- **REQUEST**
Collect all the lines that mention the word "thermomètre".

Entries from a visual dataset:
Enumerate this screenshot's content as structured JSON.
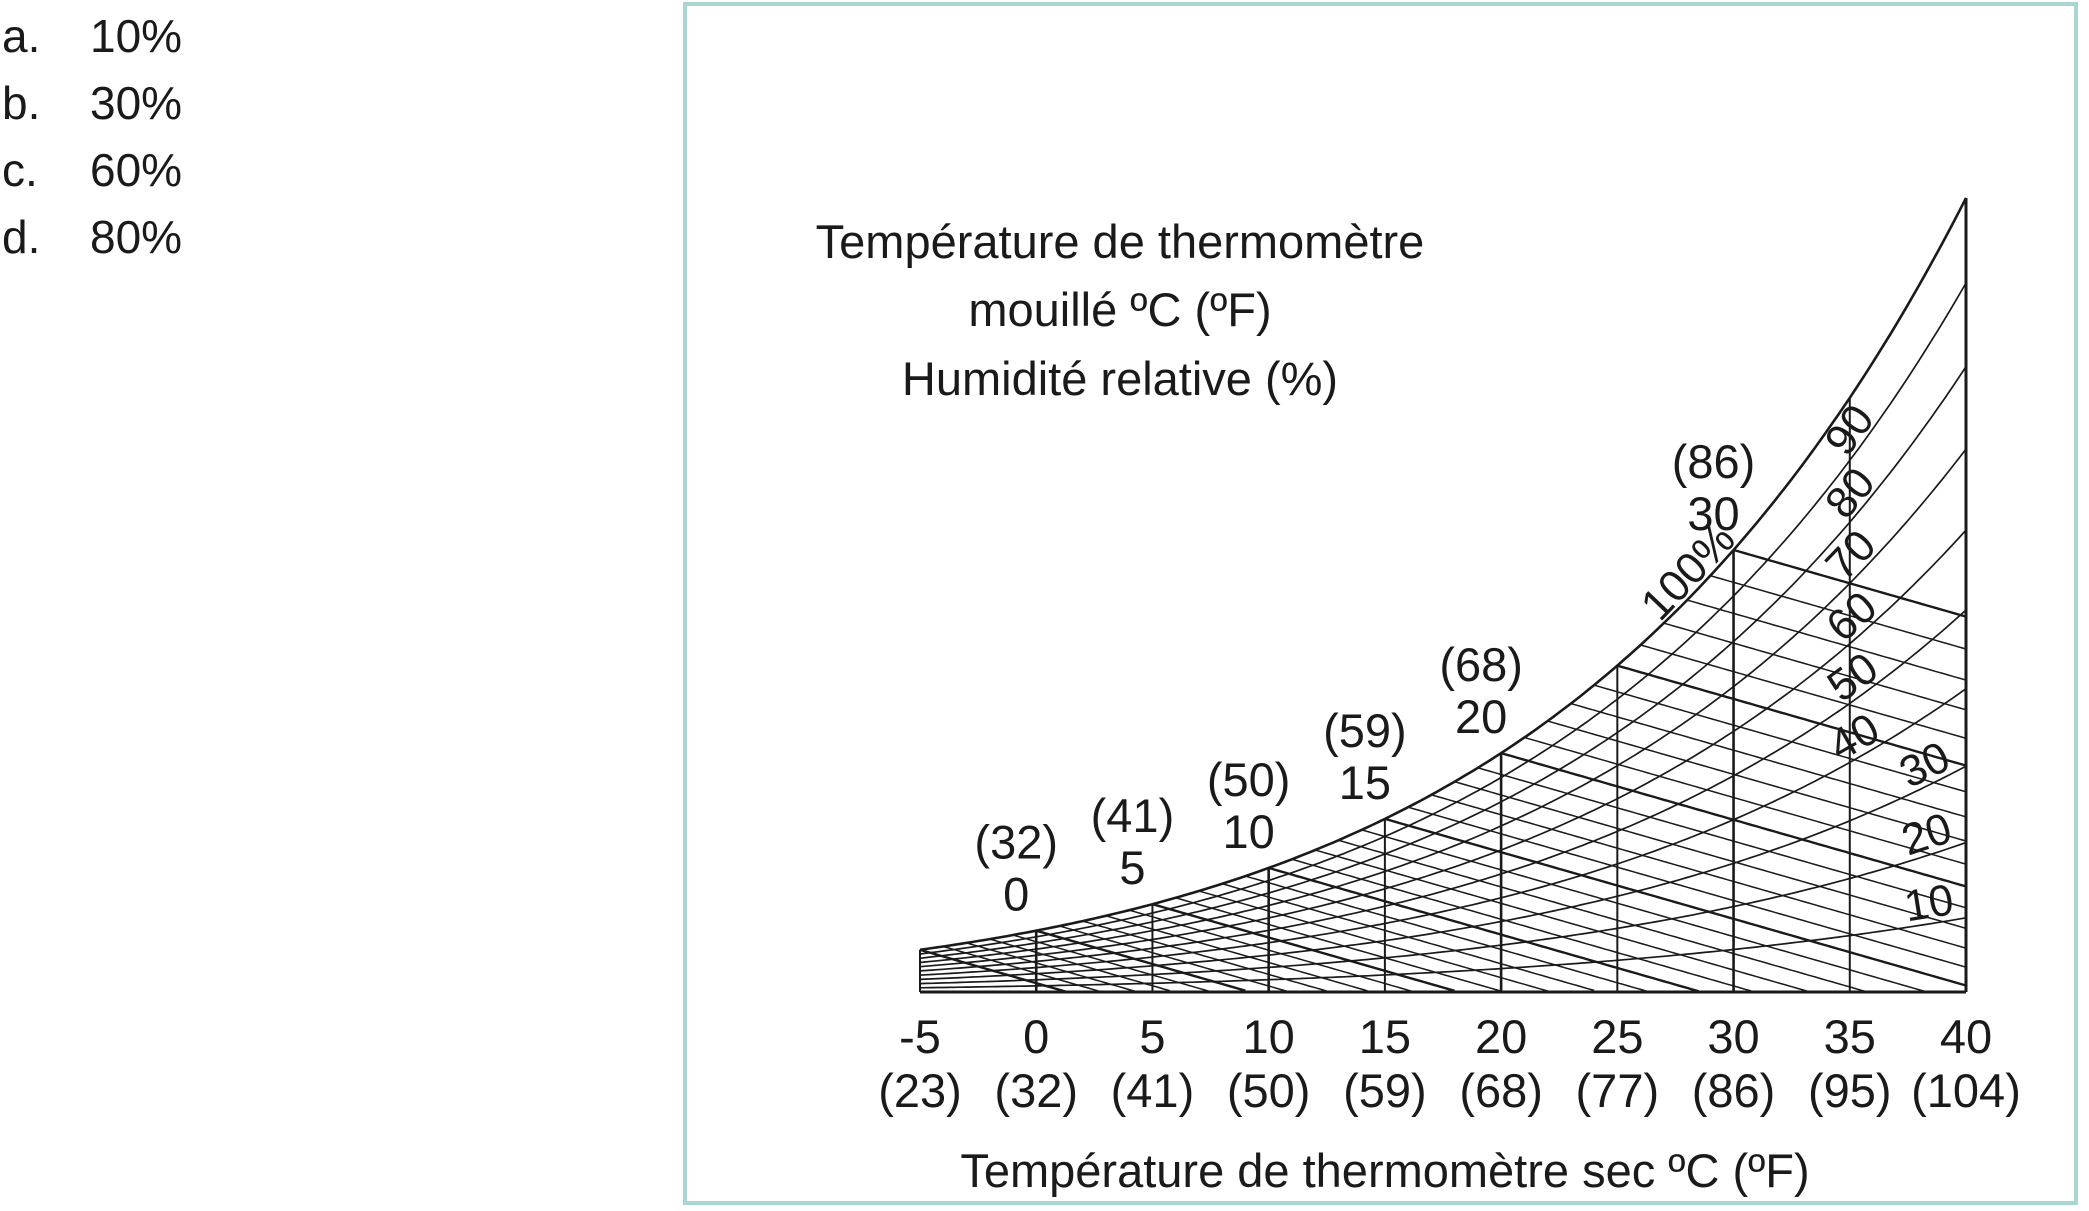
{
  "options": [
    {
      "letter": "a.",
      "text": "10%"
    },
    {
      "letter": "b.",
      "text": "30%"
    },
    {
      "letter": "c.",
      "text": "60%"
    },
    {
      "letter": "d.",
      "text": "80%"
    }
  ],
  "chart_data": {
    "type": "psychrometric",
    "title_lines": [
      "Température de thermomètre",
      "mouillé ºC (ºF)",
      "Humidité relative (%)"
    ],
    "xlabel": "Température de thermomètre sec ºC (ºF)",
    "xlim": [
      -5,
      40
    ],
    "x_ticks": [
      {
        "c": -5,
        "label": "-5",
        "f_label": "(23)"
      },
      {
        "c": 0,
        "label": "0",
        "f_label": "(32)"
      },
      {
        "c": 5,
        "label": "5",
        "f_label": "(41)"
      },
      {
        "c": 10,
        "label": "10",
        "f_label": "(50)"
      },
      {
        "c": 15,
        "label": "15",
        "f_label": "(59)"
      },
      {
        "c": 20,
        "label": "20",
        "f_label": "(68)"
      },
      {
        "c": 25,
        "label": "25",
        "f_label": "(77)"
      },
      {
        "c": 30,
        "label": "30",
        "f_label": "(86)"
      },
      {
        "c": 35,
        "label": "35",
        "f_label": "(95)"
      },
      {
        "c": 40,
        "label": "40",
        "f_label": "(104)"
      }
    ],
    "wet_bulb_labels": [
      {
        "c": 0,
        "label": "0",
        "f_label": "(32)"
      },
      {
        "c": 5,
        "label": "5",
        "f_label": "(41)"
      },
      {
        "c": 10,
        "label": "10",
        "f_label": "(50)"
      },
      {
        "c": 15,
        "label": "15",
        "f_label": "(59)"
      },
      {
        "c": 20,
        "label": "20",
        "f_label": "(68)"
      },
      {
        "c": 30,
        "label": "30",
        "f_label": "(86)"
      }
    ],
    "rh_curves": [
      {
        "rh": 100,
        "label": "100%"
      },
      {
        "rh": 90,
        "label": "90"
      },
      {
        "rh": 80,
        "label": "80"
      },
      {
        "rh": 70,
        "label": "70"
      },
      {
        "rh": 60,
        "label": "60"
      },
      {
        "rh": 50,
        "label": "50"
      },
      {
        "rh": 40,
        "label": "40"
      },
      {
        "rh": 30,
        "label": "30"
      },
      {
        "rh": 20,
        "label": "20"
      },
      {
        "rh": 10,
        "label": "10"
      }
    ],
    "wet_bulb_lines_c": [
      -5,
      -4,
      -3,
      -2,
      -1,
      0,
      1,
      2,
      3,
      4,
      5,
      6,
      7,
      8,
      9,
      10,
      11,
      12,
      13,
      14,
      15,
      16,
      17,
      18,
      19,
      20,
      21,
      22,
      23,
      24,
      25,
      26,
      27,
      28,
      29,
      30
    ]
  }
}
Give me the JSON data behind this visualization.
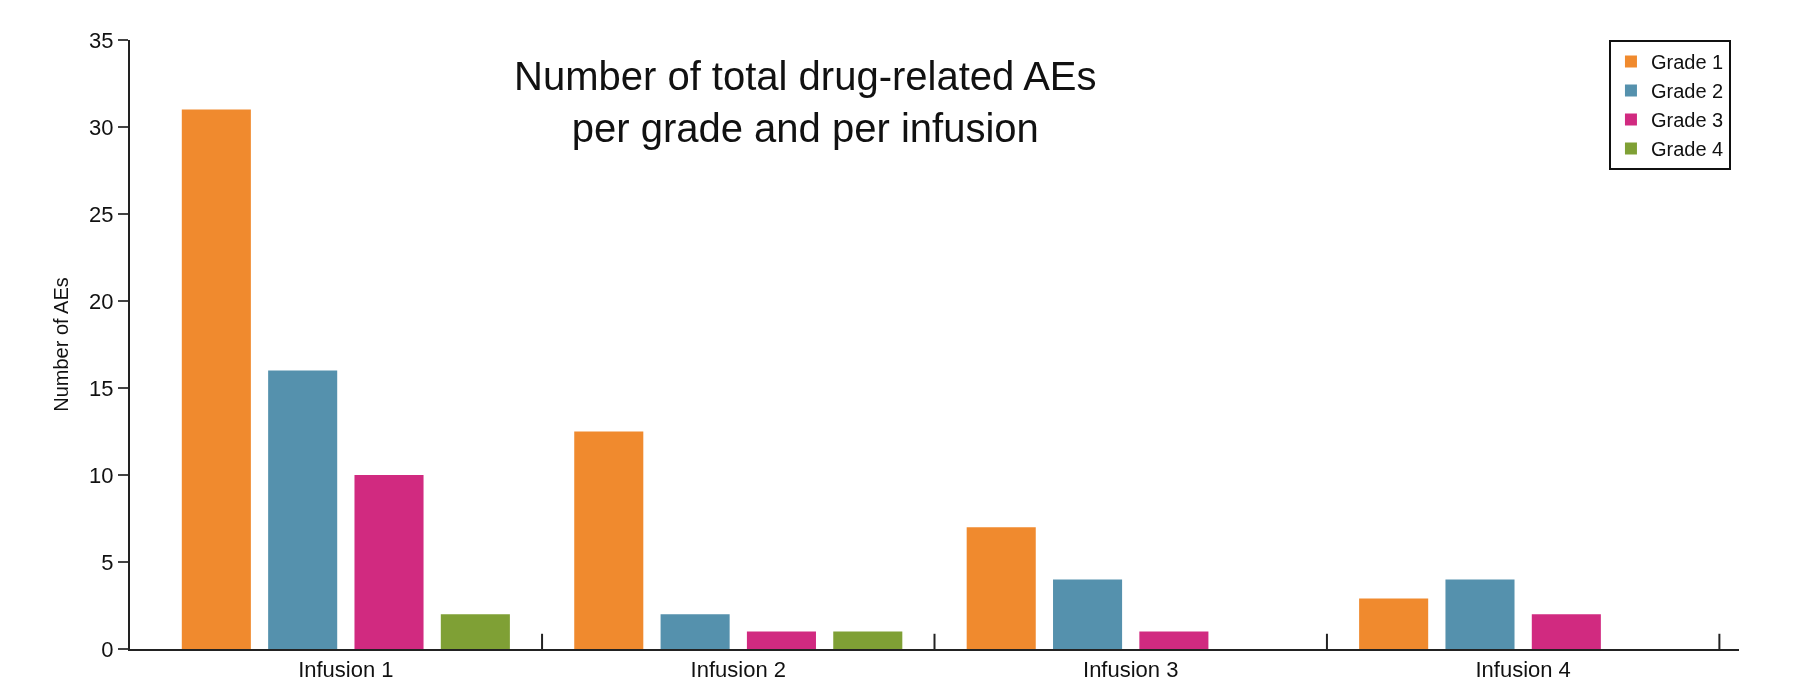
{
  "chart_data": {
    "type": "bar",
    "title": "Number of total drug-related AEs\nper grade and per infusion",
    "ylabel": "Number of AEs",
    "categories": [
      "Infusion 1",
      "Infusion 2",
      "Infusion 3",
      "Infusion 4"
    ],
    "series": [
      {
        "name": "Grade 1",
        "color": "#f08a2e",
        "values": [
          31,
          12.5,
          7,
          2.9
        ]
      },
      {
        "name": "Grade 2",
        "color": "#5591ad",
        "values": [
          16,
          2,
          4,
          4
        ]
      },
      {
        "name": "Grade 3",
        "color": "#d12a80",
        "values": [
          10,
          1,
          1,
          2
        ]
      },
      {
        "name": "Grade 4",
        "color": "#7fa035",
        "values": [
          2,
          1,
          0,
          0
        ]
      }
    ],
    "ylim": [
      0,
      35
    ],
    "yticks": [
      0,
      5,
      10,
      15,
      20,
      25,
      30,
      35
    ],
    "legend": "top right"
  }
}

- **TASK RESULT**
      "Température de thermomètre",
    "xlabel": "Température de thermomètre sec ºC (ºF)",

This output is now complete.